▶ Figure contents as structured data
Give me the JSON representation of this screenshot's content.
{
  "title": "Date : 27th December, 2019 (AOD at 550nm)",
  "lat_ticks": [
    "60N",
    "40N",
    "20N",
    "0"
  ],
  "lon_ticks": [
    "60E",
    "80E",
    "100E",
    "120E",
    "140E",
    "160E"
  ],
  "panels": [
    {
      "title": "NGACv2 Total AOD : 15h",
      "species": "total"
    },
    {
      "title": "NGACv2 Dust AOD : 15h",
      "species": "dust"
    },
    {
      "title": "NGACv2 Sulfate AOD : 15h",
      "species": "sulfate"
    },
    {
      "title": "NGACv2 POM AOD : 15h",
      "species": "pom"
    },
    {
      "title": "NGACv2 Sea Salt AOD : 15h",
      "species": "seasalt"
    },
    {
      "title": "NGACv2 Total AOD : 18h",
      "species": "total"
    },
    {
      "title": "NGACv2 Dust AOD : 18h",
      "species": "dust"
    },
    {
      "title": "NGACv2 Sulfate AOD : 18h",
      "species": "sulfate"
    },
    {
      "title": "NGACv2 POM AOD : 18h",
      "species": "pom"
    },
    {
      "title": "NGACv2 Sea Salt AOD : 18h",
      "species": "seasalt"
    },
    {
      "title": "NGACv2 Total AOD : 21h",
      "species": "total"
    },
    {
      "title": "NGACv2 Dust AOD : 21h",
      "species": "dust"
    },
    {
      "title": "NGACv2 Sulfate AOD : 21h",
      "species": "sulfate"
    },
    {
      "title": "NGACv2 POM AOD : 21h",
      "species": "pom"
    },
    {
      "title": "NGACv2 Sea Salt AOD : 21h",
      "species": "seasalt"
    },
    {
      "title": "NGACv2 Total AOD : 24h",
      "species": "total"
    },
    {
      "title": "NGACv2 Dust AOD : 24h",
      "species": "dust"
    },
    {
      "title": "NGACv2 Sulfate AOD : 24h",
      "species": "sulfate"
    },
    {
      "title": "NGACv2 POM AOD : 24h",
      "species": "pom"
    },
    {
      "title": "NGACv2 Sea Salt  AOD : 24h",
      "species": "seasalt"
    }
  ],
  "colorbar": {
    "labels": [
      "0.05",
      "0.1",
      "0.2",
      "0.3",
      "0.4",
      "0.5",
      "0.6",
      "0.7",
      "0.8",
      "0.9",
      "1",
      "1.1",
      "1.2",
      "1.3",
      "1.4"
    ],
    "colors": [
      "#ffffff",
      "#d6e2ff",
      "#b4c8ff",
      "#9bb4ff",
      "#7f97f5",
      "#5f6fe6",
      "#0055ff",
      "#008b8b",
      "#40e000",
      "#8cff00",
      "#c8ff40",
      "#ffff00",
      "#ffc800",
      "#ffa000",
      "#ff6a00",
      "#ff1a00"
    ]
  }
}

▶ YOUR INSTRUCTIONS
Return the whole listing exactly.

▶ RESPONSE FOR THIS EXERCISE
Give me the JSON representation of this screenshot's content.
{
  "title": "Date : 27th December, 2019 (AOD at 550nm)",
  "lat_ticks": [
    "60N",
    "40N",
    "20N",
    "0"
  ],
  "lon_ticks": [
    "60E",
    "80E",
    "100E",
    "120E",
    "140E",
    "160E"
  ],
  "panels": [
    {
      "title": "NGACv2 Total AOD : 15h",
      "species": "total"
    },
    {
      "title": "NGACv2 Dust AOD : 15h",
      "species": "dust"
    },
    {
      "title": "NGACv2 Sulfate AOD : 15h",
      "species": "sulfate"
    },
    {
      "title": "NGACv2 POM AOD : 15h",
      "species": "pom"
    },
    {
      "title": "NGACv2 Sea Salt AOD : 15h",
      "species": "seasalt"
    },
    {
      "title": "NGACv2 Total AOD : 18h",
      "species": "total"
    },
    {
      "title": "NGACv2 Dust AOD : 18h",
      "species": "dust"
    },
    {
      "title": "NGACv2 Sulfate AOD : 18h",
      "species": "sulfate"
    },
    {
      "title": "NGACv2 POM AOD : 18h",
      "species": "pom"
    },
    {
      "title": "NGACv2 Sea Salt AOD : 18h",
      "species": "seasalt"
    },
    {
      "title": "NGACv2 Total AOD : 21h",
      "species": "total"
    },
    {
      "title": "NGACv2 Dust AOD : 21h",
      "species": "dust"
    },
    {
      "title": "NGACv2 Sulfate AOD : 21h",
      "species": "sulfate"
    },
    {
      "title": "NGACv2 POM AOD : 21h",
      "species": "pom"
    },
    {
      "title": "NGACv2 Sea Salt AOD : 21h",
      "species": "seasalt"
    },
    {
      "title": "NGACv2 Total AOD : 24h",
      "species": "total"
    },
    {
      "title": "NGACv2 Dust AOD : 24h",
      "species": "dust"
    },
    {
      "title": "NGACv2 Sulfate AOD : 24h",
      "species": "sulfate"
    },
    {
      "title": "NGACv2 POM AOD : 24h",
      "species": "pom"
    },
    {
      "title": "NGACv2 Sea Salt  AOD : 24h",
      "species": "seasalt"
    }
  ],
  "colorbar": {
    "labels": [
      "0.05",
      "0.1",
      "0.2",
      "0.3",
      "0.4",
      "0.5",
      "0.6",
      "0.7",
      "0.8",
      "0.9",
      "1",
      "1.1",
      "1.2",
      "1.3",
      "1.4"
    ],
    "colors": [
      "#ffffff",
      "#d6e2ff",
      "#b4c8ff",
      "#9bb4ff",
      "#7f97f5",
      "#5f6fe6",
      "#0055ff",
      "#008b8b",
      "#40e000",
      "#8cff00",
      "#c8ff40",
      "#ffff00",
      "#ffc800",
      "#ffa000",
      "#ff6a00",
      "#ff1a00"
    ]
  }
}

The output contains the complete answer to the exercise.